═══ Texto extraído
Por que as turbulências imprevisíveis se tornam cada vez mais comuns
A sucessão de casos não é coincidência, segundo recentes estudos
De Gabriel García Márquez (1927-2014), o colombiano Nobel de Literatura: “O único medo que nós, latinos, confessamos sem vergonha e até com um certo orgulho machista é o medo de avião. Talvez porque seja um medo diferente, que não existe desde nossas origens, como o medo do escuro ou o próprio medo de que se perceba que sentimos medo. Pelo contrário: o medo de avião é o mais recente de todos, pois só existe a partir do momento que se inventou a ciência de voar”. E dá-lhe aflição e paúra modernas quando brota uma turbulência, momento em que as aeronaves entram em um fluxo de ar caótico e irregular. É ruim mesmo sentir o corpo balançar para cima e para baixo, mesmo estando preso à cadeira por um cinto de segurança.
══════
> [Requisitos do exercício]:
1. Diga se cada afirmação concorda com o texto sobre turbulências: (a) Gabriel García Márquez recebeu o Nobel de Literatura; (b) o medo de avião existe desde nossas origens, como o medo do escuro; (c) na turbulência, as aeronaves entram em um fluxo de ar estável e regular. Responda sim ou não e cite exatamente as palavras do texto que decidem cada caso.
2. Transcreva, do texto sobre turbulências, o trecho que começa com "Por que as turbulências" e vai até "cinto de segurança.", inclusive.
As entradas não têm relação com o texto sobre turbulências.
═══ Dados disponíveis
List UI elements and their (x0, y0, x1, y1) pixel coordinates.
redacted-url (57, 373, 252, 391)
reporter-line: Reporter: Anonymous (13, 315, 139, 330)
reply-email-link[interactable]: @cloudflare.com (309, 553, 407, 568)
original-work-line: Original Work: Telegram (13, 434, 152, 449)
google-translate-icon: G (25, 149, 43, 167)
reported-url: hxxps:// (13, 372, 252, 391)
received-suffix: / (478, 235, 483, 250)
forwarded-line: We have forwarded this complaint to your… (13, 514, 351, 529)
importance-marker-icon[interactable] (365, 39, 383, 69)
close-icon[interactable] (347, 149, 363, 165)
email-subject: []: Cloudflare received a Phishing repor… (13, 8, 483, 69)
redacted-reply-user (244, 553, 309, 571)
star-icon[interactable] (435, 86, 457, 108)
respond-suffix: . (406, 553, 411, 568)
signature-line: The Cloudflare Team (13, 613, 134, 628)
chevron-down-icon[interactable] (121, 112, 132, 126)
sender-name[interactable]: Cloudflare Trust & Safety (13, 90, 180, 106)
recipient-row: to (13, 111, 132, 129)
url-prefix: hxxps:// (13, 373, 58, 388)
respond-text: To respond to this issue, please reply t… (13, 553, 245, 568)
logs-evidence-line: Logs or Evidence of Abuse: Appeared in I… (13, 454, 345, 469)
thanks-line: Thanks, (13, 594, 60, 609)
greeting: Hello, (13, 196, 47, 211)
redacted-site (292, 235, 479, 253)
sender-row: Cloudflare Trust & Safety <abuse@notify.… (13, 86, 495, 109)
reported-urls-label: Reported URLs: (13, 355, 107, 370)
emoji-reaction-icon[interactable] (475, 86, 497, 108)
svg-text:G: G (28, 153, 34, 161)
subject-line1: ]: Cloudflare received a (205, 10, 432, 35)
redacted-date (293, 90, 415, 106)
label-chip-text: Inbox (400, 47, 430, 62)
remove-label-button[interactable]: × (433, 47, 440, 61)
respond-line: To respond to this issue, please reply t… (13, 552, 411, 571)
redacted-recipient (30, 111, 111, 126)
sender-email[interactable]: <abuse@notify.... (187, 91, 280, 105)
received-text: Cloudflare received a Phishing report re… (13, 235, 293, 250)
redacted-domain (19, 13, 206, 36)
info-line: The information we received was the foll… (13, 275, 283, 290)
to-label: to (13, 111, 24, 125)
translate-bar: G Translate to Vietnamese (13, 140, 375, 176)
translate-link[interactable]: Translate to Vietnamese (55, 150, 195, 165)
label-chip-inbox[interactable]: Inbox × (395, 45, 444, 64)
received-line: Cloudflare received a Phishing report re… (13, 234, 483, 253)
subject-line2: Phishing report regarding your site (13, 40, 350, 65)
══════
> [Resultados por tarefa]:
1.
(a) Sim: "o colombiano Nobel de Literatura".
(b) Não: "o medo de avião é o mais recente de todos".
(c) Não: "um fluxo de ar caótico e irregular".

2.
Por que as turbulências imprevisíveis se tornam cada vez mais comuns
A sucessão de casos não é coincidência, segundo recentes estudos
De Gabriel García Márquez (1927-2014), o colombiano Nobel de Literatura: “O único medo que nós, latinos, confessamos sem vergonha e até com um certo orgulho machista é o medo de avião. Talvez porque seja um medo diferente, que não existe desde nossas origens, como o medo do escuro ou o próprio medo de que se perceba que sentimos medo. Pelo contrário: o medo de avião é o mais recente de todos, pois só existe a partir do momento que se inventou a ciência de voar”. E dá-lhe aflição e paúra modernas quando brota uma turbulência, momento em que as aeronaves entram em um fluxo de ar caótico e irregular. É ruim mesmo sentir o corpo balançar para cima e para baixo, mesmo estando preso à cadeira por um cinto de segurança.